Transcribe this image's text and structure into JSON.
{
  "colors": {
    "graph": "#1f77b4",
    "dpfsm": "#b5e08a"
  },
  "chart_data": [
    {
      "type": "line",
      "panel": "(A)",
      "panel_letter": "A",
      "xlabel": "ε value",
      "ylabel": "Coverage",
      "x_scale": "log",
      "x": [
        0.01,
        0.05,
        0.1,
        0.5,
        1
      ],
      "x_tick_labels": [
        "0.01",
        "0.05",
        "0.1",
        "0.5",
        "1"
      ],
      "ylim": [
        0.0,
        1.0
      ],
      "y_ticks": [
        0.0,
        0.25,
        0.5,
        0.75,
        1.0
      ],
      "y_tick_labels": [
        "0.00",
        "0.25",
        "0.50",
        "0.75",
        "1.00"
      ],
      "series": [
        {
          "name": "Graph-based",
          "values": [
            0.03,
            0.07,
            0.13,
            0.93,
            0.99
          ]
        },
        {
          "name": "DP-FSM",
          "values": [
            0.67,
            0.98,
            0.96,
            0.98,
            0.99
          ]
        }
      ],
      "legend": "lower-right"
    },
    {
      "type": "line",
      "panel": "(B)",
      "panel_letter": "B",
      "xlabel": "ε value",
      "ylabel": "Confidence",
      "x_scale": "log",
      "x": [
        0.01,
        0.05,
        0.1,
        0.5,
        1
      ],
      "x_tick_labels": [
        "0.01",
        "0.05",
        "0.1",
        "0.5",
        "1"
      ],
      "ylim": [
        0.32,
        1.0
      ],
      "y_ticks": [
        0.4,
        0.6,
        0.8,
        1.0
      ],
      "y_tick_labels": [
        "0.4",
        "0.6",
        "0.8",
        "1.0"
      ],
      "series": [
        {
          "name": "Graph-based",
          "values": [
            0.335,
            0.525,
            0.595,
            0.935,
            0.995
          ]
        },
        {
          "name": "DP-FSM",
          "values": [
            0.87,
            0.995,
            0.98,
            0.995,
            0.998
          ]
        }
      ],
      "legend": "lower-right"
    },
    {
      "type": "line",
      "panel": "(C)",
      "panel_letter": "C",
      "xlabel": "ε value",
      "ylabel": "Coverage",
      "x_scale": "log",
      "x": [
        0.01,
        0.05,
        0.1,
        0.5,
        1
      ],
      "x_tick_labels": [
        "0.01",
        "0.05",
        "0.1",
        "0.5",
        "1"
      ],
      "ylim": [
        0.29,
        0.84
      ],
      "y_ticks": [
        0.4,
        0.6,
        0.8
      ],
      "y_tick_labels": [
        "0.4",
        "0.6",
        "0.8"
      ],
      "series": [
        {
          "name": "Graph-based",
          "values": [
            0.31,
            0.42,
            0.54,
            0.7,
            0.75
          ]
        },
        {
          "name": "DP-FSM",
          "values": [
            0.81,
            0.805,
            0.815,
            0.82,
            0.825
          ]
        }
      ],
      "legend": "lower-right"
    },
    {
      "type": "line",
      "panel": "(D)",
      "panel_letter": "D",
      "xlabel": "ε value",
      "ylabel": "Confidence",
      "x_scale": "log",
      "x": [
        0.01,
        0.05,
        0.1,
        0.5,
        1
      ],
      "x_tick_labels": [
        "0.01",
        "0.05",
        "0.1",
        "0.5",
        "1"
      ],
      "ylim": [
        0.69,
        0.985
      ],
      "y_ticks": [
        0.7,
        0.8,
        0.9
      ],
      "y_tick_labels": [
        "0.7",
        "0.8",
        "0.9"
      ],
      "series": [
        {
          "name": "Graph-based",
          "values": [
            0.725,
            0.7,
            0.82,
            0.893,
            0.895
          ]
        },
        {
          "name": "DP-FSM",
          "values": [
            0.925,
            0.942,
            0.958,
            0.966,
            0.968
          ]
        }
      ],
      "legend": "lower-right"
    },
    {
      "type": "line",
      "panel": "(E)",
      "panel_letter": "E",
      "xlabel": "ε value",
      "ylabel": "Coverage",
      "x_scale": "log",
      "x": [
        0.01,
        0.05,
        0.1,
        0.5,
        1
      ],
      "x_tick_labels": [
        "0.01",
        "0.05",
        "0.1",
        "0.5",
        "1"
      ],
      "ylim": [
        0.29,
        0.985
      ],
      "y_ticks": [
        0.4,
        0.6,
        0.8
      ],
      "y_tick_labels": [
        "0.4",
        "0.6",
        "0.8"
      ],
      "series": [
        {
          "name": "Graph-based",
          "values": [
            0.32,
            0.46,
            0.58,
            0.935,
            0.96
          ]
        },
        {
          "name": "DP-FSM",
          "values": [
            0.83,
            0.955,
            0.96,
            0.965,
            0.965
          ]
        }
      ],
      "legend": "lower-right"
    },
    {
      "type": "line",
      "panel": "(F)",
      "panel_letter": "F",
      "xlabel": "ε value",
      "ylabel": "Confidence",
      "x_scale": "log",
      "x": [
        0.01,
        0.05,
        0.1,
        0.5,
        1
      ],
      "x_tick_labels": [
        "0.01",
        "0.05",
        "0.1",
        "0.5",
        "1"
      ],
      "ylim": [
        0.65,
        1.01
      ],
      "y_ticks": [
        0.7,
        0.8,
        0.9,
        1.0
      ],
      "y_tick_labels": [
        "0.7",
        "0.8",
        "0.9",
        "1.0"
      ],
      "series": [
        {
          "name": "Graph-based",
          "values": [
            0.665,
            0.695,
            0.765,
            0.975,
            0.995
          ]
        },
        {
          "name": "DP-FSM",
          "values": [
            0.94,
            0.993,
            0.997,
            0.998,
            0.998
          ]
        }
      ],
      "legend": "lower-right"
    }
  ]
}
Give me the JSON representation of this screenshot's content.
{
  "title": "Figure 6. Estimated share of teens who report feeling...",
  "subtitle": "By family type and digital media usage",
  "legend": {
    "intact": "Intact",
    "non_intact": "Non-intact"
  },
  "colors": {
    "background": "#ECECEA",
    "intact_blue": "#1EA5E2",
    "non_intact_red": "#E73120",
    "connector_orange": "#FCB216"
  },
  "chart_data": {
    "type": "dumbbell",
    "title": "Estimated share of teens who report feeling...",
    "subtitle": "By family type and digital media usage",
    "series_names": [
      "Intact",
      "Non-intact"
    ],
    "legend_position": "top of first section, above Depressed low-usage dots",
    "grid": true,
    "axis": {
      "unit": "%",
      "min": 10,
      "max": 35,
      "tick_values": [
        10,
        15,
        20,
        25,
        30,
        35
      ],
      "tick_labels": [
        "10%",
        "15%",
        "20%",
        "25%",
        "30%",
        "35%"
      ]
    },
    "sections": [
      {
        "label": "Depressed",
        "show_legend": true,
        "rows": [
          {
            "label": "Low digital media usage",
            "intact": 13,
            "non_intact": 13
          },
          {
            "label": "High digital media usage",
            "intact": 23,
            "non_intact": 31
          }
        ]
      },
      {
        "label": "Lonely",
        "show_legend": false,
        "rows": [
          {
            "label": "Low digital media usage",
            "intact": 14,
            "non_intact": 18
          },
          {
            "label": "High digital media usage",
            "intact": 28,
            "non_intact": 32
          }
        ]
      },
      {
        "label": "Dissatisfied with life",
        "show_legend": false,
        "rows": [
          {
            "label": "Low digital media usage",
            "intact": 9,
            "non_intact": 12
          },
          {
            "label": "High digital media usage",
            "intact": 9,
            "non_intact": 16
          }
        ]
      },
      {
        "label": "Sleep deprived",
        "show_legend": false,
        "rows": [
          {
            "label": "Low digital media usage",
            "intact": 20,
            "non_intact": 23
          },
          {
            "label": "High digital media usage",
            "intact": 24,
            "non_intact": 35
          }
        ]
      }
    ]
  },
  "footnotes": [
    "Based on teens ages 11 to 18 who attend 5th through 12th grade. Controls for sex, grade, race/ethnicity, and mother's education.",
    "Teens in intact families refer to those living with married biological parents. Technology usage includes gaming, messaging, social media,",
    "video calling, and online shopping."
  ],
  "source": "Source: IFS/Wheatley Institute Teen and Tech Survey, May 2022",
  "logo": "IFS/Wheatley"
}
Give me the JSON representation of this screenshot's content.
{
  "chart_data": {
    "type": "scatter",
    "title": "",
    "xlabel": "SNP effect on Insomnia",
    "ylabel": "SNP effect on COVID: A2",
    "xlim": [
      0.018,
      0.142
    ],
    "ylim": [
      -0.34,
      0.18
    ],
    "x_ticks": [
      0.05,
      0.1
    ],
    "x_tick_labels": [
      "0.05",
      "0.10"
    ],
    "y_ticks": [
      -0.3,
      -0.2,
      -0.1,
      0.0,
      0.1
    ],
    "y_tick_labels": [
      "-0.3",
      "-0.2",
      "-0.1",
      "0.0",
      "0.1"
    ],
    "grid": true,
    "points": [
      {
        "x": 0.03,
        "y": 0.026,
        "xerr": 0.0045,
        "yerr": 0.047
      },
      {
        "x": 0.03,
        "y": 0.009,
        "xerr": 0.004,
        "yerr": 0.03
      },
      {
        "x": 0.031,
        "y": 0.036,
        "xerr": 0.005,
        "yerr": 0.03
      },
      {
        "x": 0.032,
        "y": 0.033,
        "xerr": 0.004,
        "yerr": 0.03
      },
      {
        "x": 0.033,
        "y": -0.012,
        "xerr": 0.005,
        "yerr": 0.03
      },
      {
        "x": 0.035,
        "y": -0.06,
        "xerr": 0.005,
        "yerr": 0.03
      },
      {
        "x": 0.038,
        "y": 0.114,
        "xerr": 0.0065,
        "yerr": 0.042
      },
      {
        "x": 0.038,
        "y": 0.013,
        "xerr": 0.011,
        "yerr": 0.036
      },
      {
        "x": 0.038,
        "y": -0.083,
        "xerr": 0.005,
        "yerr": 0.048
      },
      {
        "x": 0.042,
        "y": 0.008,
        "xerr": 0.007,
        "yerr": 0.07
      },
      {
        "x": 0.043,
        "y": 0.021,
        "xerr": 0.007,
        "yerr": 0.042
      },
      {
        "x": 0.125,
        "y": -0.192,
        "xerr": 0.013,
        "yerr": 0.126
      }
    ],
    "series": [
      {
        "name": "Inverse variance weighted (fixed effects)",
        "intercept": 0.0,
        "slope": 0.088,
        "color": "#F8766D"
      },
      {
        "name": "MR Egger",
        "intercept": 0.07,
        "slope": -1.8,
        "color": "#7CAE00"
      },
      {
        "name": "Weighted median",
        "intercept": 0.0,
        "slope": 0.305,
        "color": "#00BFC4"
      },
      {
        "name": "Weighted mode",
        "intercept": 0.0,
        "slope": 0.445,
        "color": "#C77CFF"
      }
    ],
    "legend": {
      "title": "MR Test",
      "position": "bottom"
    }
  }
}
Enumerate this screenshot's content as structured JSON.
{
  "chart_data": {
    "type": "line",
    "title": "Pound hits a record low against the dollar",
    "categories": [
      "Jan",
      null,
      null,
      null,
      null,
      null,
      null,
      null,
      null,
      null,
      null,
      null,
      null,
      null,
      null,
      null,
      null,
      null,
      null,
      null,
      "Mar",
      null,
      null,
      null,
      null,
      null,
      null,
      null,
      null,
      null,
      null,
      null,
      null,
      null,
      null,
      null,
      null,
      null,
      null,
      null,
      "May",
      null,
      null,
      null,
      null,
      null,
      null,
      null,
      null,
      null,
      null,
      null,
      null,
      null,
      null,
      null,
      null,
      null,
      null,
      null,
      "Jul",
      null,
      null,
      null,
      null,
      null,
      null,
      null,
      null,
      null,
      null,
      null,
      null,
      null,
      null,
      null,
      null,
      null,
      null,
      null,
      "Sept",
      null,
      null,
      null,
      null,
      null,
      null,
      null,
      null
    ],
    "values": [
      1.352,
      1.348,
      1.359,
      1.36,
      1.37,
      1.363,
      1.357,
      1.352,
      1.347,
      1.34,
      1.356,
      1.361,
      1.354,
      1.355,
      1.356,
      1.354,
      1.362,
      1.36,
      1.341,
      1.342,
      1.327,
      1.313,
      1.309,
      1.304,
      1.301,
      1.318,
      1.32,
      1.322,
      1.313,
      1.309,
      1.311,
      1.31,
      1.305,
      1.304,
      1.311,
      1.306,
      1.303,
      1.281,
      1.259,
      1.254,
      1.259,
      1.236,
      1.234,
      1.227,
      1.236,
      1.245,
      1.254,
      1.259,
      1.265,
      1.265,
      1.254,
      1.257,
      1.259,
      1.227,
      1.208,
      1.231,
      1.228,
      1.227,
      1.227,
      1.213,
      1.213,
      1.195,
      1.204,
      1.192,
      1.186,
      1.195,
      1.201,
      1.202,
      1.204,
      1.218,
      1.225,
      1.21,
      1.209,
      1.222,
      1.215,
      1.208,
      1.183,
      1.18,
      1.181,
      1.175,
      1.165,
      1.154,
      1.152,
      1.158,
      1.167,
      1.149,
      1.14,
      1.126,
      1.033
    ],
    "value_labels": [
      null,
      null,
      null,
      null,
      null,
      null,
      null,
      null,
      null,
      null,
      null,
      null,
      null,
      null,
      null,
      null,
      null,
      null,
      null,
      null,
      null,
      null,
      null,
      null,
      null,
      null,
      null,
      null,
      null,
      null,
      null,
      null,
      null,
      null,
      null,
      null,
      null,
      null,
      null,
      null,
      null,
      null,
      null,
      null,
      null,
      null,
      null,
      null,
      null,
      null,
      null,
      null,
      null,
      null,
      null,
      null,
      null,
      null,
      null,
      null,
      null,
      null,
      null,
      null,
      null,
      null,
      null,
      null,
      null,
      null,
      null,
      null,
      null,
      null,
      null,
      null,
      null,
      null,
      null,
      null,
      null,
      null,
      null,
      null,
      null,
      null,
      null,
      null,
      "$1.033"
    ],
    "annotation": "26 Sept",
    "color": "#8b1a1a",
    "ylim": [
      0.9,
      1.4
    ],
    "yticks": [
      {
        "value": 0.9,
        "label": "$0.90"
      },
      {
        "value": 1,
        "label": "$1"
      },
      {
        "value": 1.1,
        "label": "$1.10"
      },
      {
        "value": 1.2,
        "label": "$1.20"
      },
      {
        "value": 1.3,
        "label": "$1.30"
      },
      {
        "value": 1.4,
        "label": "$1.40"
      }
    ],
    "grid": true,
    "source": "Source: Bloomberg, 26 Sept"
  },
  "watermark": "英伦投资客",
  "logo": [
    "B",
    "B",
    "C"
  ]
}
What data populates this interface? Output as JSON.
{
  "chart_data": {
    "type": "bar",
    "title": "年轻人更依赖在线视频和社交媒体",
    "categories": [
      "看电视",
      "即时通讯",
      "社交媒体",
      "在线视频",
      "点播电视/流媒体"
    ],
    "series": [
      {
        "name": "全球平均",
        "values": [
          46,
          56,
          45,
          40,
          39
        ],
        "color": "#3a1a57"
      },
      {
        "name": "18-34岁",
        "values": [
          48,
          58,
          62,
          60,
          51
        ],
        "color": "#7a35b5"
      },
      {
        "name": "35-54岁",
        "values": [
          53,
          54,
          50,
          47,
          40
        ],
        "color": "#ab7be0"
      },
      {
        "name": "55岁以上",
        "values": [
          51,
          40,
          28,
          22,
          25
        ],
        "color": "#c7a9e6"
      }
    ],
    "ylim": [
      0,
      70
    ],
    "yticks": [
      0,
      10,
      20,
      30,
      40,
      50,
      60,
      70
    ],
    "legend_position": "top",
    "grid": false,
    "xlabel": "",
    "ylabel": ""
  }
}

========================================

*THE EXERCISE*:
Scan the records above for the string "with", then report every line that contains it.

*COMPLETE ANSWER*:
        "label": "Dissatisfied with life",
    "Teens in intact families refer to those living with married biological parents. Technology usage includes gaming, messaging, social media,",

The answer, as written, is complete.